Work to complete:
Every entry below must appear again, exactly as written.

Records to process:
--- --- ---
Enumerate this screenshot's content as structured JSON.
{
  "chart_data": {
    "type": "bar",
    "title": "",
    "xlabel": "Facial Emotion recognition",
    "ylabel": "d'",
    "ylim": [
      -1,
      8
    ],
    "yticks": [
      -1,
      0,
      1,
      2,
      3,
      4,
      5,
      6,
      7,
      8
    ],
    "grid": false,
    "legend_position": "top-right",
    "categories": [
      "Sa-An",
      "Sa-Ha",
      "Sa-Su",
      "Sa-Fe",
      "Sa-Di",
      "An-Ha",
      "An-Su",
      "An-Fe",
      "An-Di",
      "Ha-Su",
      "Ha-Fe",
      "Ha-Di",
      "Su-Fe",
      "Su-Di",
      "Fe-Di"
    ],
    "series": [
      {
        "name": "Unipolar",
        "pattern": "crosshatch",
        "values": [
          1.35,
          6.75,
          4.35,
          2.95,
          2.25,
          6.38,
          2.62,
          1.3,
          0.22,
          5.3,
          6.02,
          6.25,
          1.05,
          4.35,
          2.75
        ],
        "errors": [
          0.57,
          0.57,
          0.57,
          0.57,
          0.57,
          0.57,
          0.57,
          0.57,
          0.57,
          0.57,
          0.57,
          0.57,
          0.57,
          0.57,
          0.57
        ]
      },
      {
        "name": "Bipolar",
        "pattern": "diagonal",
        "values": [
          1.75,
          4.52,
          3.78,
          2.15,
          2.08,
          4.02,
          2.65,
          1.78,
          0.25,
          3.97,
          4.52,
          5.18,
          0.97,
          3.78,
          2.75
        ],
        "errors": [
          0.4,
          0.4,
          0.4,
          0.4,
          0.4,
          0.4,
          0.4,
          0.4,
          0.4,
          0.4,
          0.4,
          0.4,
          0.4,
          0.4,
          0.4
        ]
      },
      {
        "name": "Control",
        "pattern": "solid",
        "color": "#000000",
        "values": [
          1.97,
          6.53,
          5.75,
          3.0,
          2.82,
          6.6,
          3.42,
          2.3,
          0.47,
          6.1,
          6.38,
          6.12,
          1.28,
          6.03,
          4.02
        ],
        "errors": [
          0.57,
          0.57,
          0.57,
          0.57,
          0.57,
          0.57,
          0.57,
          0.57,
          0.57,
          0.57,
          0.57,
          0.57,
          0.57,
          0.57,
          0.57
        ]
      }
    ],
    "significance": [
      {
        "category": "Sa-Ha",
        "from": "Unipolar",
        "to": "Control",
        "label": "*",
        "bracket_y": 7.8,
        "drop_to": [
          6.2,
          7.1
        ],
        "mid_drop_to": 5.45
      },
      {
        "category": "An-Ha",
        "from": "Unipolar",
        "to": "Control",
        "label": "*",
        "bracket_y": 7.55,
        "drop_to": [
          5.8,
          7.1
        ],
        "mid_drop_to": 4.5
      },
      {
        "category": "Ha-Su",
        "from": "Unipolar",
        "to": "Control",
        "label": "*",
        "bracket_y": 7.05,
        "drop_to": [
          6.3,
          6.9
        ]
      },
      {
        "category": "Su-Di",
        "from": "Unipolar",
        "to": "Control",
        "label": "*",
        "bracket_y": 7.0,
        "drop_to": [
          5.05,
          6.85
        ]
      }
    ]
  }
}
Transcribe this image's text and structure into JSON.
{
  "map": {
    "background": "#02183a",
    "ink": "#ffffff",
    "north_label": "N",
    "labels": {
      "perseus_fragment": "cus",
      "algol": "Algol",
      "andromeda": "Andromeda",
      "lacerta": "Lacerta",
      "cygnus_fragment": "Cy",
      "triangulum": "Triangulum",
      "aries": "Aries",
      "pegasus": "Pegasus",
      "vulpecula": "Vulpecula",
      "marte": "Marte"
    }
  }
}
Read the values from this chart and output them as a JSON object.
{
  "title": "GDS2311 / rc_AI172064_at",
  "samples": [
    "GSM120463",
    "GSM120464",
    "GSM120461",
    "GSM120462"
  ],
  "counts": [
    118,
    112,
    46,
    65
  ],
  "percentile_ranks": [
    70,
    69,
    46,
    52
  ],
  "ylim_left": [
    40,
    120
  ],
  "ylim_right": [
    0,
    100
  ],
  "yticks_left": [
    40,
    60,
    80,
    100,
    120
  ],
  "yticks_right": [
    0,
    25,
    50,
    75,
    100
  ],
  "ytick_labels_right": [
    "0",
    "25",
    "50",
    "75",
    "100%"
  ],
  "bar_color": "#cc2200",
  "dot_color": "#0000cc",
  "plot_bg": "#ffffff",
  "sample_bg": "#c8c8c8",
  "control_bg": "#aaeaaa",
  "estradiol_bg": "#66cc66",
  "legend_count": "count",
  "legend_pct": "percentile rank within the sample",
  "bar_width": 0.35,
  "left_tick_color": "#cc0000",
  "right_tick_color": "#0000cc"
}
--- --- ---
Exercise answer:
Enumerate this screenshot's content as structured JSON.
{
  "chart_data": {
    "type": "bar",
    "title": "",
    "xlabel": "Facial Emotion recognition",
    "ylabel": "d'",
    "ylim": [
      -1,
      8
    ],
    "yticks": [
      -1,
      0,
      1,
      2,
      3,
      4,
      5,
      6,
      7,
      8
    ],
    "grid": false,
    "legend_position": "top-right",
    "categories": [
      "Sa-An",
      "Sa-Ha",
      "Sa-Su",
      "Sa-Fe",
      "Sa-Di",
      "An-Ha",
      "An-Su",
      "An-Fe",
      "An-Di",
      "Ha-Su",
      "Ha-Fe",
      "Ha-Di",
      "Su-Fe",
      "Su-Di",
      "Fe-Di"
    ],
    "series": [
      {
        "name": "Unipolar",
        "pattern": "crosshatch",
        "values": [
          1.35,
          6.75,
          4.35,
          2.95,
          2.25,
          6.38,
          2.62,
          1.3,
          0.22,
          5.3,
          6.02,
          6.25,
          1.05,
          4.35,
          2.75
        ],
        "errors": [
          0.57,
          0.57,
          0.57,
          0.57,
          0.57,
          0.57,
          0.57,
          0.57,
          0.57,
          0.57,
          0.57,
          0.57,
          0.57,
          0.57,
          0.57
        ]
      },
      {
        "name": "Bipolar",
        "pattern": "diagonal",
        "values": [
          1.75,
          4.52,
          3.78,
          2.15,
          2.08,
          4.02,
          2.65,
          1.78,
          0.25,
          3.97,
          4.52,
          5.18,
          0.97,
          3.78,
          2.75
        ],
        "errors": [
          0.4,
          0.4,
          0.4,
          0.4,
          0.4,
          0.4,
          0.4,
          0.4,
          0.4,
          0.4,
          0.4,
          0.4,
          0.4,
          0.4,
          0.4
        ]
      },
      {
        "name": "Control",
        "pattern": "solid",
        "color": "#000000",
        "values": [
          1.97,
          6.53,
          5.75,
          3.0,
          2.82,
          6.6,
          3.42,
          2.3,
          0.47,
          6.1,
          6.38,
          6.12,
          1.28,
          6.03,
          4.02
        ],
        "errors": [
          0.57,
          0.57,
          0.57,
          0.57,
          0.57,
          0.57,
          0.57,
          0.57,
          0.57,
          0.57,
          0.57,
          0.57,
          0.57,
          0.57,
          0.57
        ]
      }
    ],
    "significance": [
      {
        "category": "Sa-Ha",
        "from": "Unipolar",
        "to": "Control",
        "label": "*",
        "bracket_y": 7.8,
        "drop_to": [
          6.2,
          7.1
        ],
        "mid_drop_to": 5.45
      },
      {
        "category": "An-Ha",
        "from": "Unipolar",
        "to": "Control",
        "label": "*",
        "bracket_y": 7.55,
        "drop_to": [
          5.8,
          7.1
        ],
        "mid_drop_to": 4.5
      },
      {
        "category": "Ha-Su",
        "from": "Unipolar",
        "to": "Control",
        "label": "*",
        "bracket_y": 7.05,
        "drop_to": [
          6.3,
          6.9
        ]
      },
      {
        "category": "Su-Di",
        "from": "Unipolar",
        "to": "Control",
        "label": "*",
        "bracket_y": 7.0,
        "drop_to": [
          5.05,
          6.85
        ]
      }
    ]
  }
}
Transcribe this image's text and structure into JSON.
{
  "map": {
    "background": "#02183a",
    "ink": "#ffffff",
    "north_label": "N",
    "labels": {
      "perseus_fragment": "cus",
      "algol": "Algol",
      "andromeda": "Andromeda",
      "lacerta": "Lacerta",
      "cygnus_fragment": "Cy",
      "triangulum": "Triangulum",
      "aries": "Aries",
      "pegasus": "Pegasus",
      "vulpecula": "Vulpecula",
      "marte": "Marte"
    }
  }
}
Read the values from this chart and output them as a JSON object.
{
  "title": "GDS2311 / rc_AI172064_at",
  "samples": [
    "GSM120463",
    "GSM120464",
    "GSM120461",
    "GSM120462"
  ],
  "counts": [
    118,
    112,
    46,
    65
  ],
  "percentile_ranks": [
    70,
    69,
    46,
    52
  ],
  "ylim_left": [
    40,
    120
  ],
  "ylim_right": [
    0,
    100
  ],
  "yticks_left": [
    40,
    60,
    80,
    100,
    120
  ],
  "yticks_right": [
    0,
    25,
    50,
    75,
    100
  ],
  "ytick_labels_right": [
    "0",
    "25",
    "50",
    "75",
    "100%"
  ],
  "bar_color": "#cc2200",
  "dot_color": "#0000cc",
  "plot_bg": "#ffffff",
  "sample_bg": "#c8c8c8",
  "control_bg": "#aaeaaa",
  "estradiol_bg": "#66cc66",
  "legend_count": "count",
  "legend_pct": "percentile rank within the sample",
  "bar_width": 0.35,
  "left_tick_color": "#cc0000",
  "right_tick_color": "#0000cc"
}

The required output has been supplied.